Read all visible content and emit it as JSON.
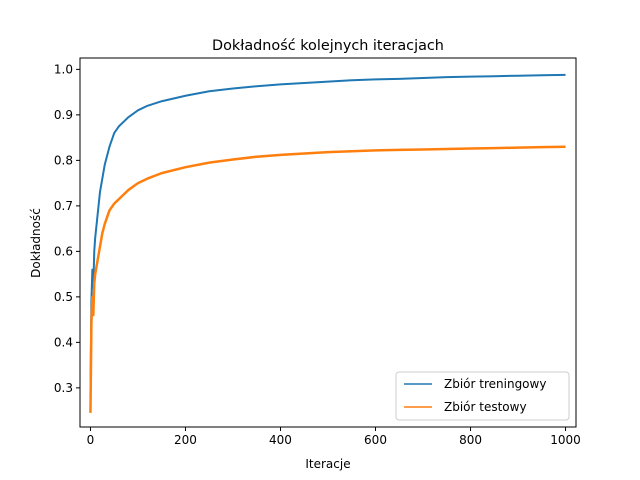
{
  "chart_data": {
    "type": "line",
    "title": "Dokładność kolejnych iteracjach",
    "xlabel": "Iteracje",
    "ylabel": "Dokładność",
    "xlim": [
      -22,
      1022
    ],
    "ylim": [
      0.214,
      1.025
    ],
    "xticks": [
      0,
      200,
      400,
      600,
      800,
      1000
    ],
    "yticks": [
      0.3,
      0.4,
      0.5,
      0.6,
      0.7,
      0.8,
      0.9,
      1.0
    ],
    "xtick_labels": [
      "0",
      "200",
      "400",
      "600",
      "800",
      "1000"
    ],
    "ytick_labels": [
      "0.3",
      "0.4",
      "0.5",
      "0.6",
      "0.7",
      "0.8",
      "0.9",
      "1.0"
    ],
    "grid": false,
    "legend_position": "lower-right",
    "series": [
      {
        "name": "Zbiór treningowy",
        "color": "#1f77b4",
        "x": [
          0,
          2,
          4,
          6,
          8,
          10,
          15,
          20,
          25,
          30,
          40,
          50,
          60,
          70,
          80,
          100,
          120,
          150,
          200,
          250,
          300,
          350,
          400,
          450,
          500,
          550,
          600,
          650,
          700,
          750,
          800,
          850,
          900,
          950,
          1000
        ],
        "y": [
          0.28,
          0.49,
          0.56,
          0.52,
          0.6,
          0.63,
          0.68,
          0.73,
          0.76,
          0.79,
          0.83,
          0.86,
          0.875,
          0.885,
          0.895,
          0.91,
          0.92,
          0.93,
          0.942,
          0.952,
          0.958,
          0.963,
          0.967,
          0.97,
          0.973,
          0.976,
          0.978,
          0.979,
          0.981,
          0.983,
          0.984,
          0.985,
          0.986,
          0.987,
          0.988
        ]
      },
      {
        "name": "Zbiór testowy",
        "color": "#ff7f0e",
        "x": [
          0,
          2,
          4,
          6,
          8,
          10,
          15,
          20,
          25,
          30,
          40,
          50,
          60,
          70,
          80,
          100,
          120,
          150,
          200,
          250,
          300,
          350,
          400,
          450,
          500,
          550,
          600,
          650,
          700,
          750,
          800,
          850,
          900,
          950,
          1000
        ],
        "y": [
          0.245,
          0.44,
          0.5,
          0.46,
          0.53,
          0.55,
          0.58,
          0.61,
          0.64,
          0.66,
          0.69,
          0.705,
          0.715,
          0.725,
          0.735,
          0.75,
          0.76,
          0.772,
          0.785,
          0.795,
          0.802,
          0.808,
          0.812,
          0.815,
          0.818,
          0.82,
          0.822,
          0.823,
          0.824,
          0.825,
          0.826,
          0.827,
          0.828,
          0.829,
          0.83
        ]
      }
    ]
  }
}
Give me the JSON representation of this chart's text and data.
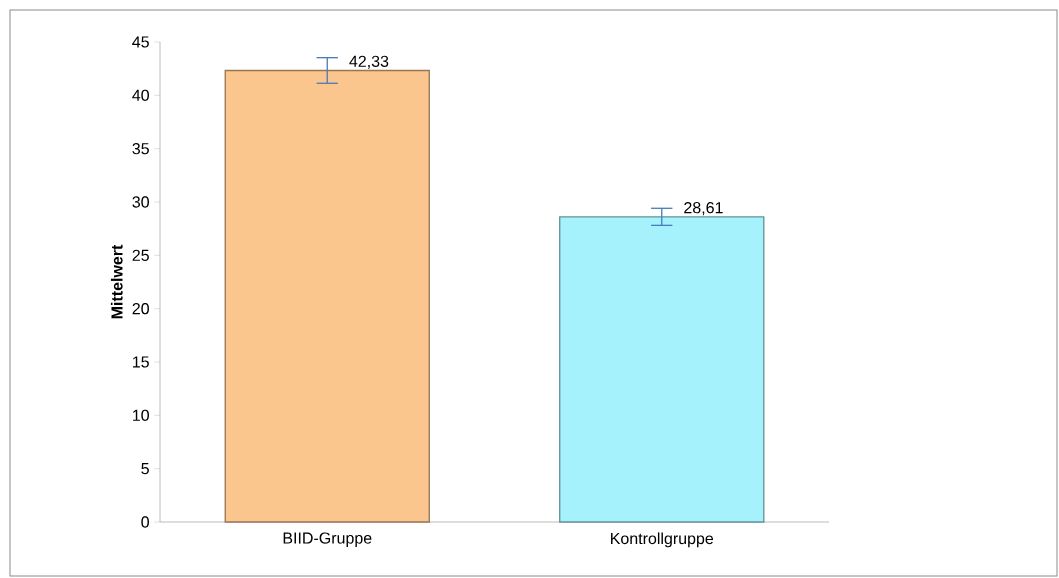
{
  "chart_data": {
    "type": "bar",
    "ylabel": "Mittelwert",
    "categories": [
      "BIID-Gruppe",
      "Kontrollgruppe"
    ],
    "values": [
      42.33,
      28.61
    ],
    "errors": [
      1.2,
      0.8
    ],
    "value_labels": [
      "42,33",
      "28,61"
    ],
    "colors": [
      "#fbc58e",
      "#a6f2fc"
    ],
    "ylim": [
      0,
      45
    ],
    "yticks": [
      0,
      5,
      10,
      15,
      20,
      25,
      30,
      35,
      40,
      45
    ]
  }
}
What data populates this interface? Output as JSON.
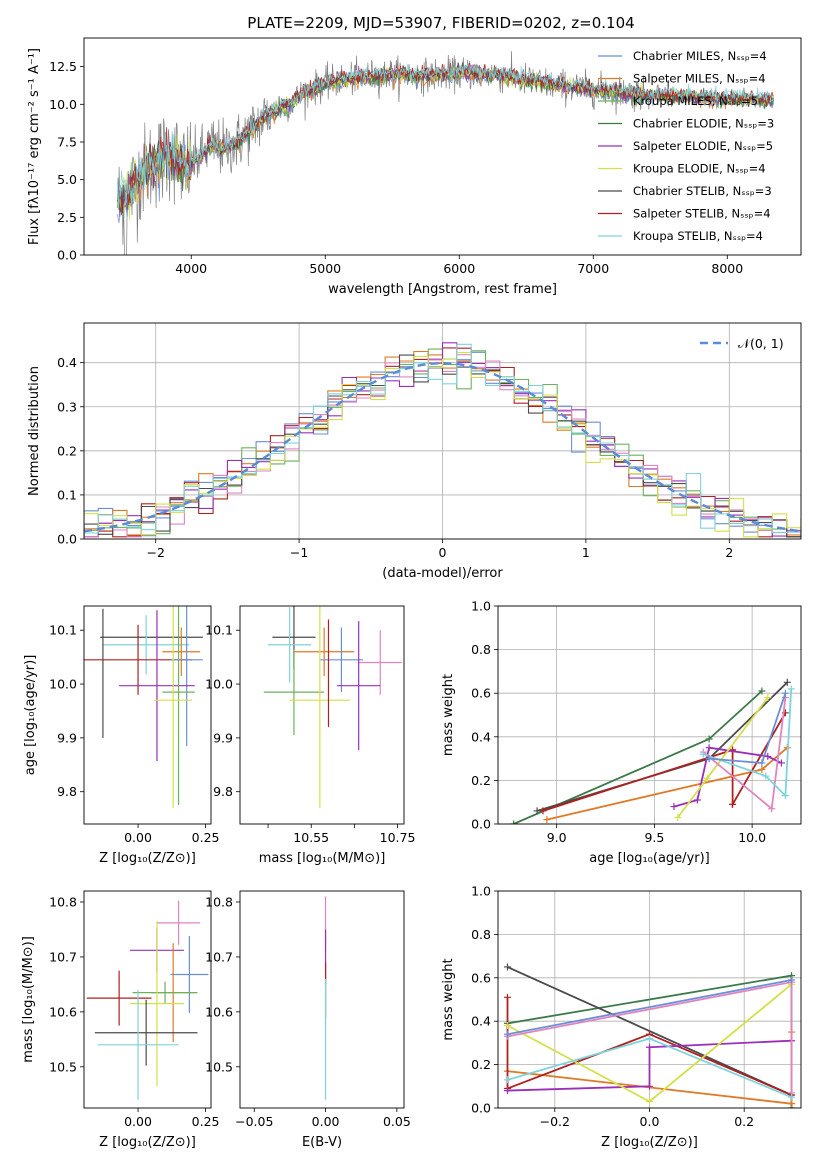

What the task requires. Give all the lines above again, character for character, without pictures.

Output of the exercise.
Read all visible content and emit it as JSON.
{
  "chart_data": {
    "type": "line",
    "title": "Dokładność kolejnych iteracjach",
    "xlabel": "Iteracje",
    "ylabel": "Dokładność",
    "xlim": [
      -22,
      1022
    ],
    "ylim": [
      0.214,
      1.025
    ],
    "xticks": [
      0,
      200,
      400,
      600,
      800,
      1000
    ],
    "yticks": [
      0.3,
      0.4,
      0.5,
      0.6,
      0.7,
      0.8,
      0.9,
      1.0
    ],
    "xtick_labels": [
      "0",
      "200",
      "400",
      "600",
      "800",
      "1000"
    ],
    "ytick_labels": [
      "0.3",
      "0.4",
      "0.5",
      "0.6",
      "0.7",
      "0.8",
      "0.9",
      "1.0"
    ],
    "grid": false,
    "legend_position": "lower-right",
    "series": [
      {
        "name": "Zbiór treningowy",
        "color": "#1f77b4",
        "x": [
          0,
          2,
          4,
          6,
          8,
          10,
          15,
          20,
          25,
          30,
          40,
          50,
          60,
          70,
          80,
          100,
          120,
          150,
          200,
          250,
          300,
          350,
          400,
          450,
          500,
          550,
          600,
          650,
          700,
          750,
          800,
          850,
          900,
          950,
          1000
        ],
        "y": [
          0.28,
          0.49,
          0.56,
          0.52,
          0.6,
          0.63,
          0.68,
          0.73,
          0.76,
          0.79,
          0.83,
          0.86,
          0.875,
          0.885,
          0.895,
          0.91,
          0.92,
          0.93,
          0.942,
          0.952,
          0.958,
          0.963,
          0.967,
          0.97,
          0.973,
          0.976,
          0.978,
          0.979,
          0.981,
          0.983,
          0.984,
          0.985,
          0.986,
          0.987,
          0.988
        ]
      },
      {
        "name": "Zbiór testowy",
        "color": "#ff7f0e",
        "x": [
          0,
          2,
          4,
          6,
          8,
          10,
          15,
          20,
          25,
          30,
          40,
          50,
          60,
          70,
          80,
          100,
          120,
          150,
          200,
          250,
          300,
          350,
          400,
          450,
          500,
          550,
          600,
          650,
          700,
          750,
          800,
          850,
          900,
          950,
          1000
        ],
        "y": [
          0.245,
          0.44,
          0.5,
          0.46,
          0.53,
          0.55,
          0.58,
          0.61,
          0.64,
          0.66,
          0.69,
          0.705,
          0.715,
          0.725,
          0.735,
          0.75,
          0.76,
          0.772,
          0.785,
          0.795,
          0.802,
          0.808,
          0.812,
          0.815,
          0.818,
          0.82,
          0.822,
          0.823,
          0.824,
          0.825,
          0.826,
          0.827,
          0.828,
          0.829,
          0.83
        ]
      }
    ]
  }
}
Give me the JSON representation of this chart's text and data.
{
  "chart_data": {
    "type": "bar",
    "ylabel": "Mittelwert",
    "categories": [
      "BIID-Gruppe",
      "Kontrollgruppe"
    ],
    "values": [
      42.33,
      28.61
    ],
    "errors": [
      1.2,
      0.8
    ],
    "value_labels": [
      "42,33",
      "28,61"
    ],
    "colors": [
      "#fbc58e",
      "#a6f2fc"
    ],
    "ylim": [
      0,
      45
    ],
    "yticks": [
      0,
      5,
      10,
      15,
      20,
      25,
      30,
      35,
      40,
      45
    ]
  }
}
What data populates this interface? Output as JSON.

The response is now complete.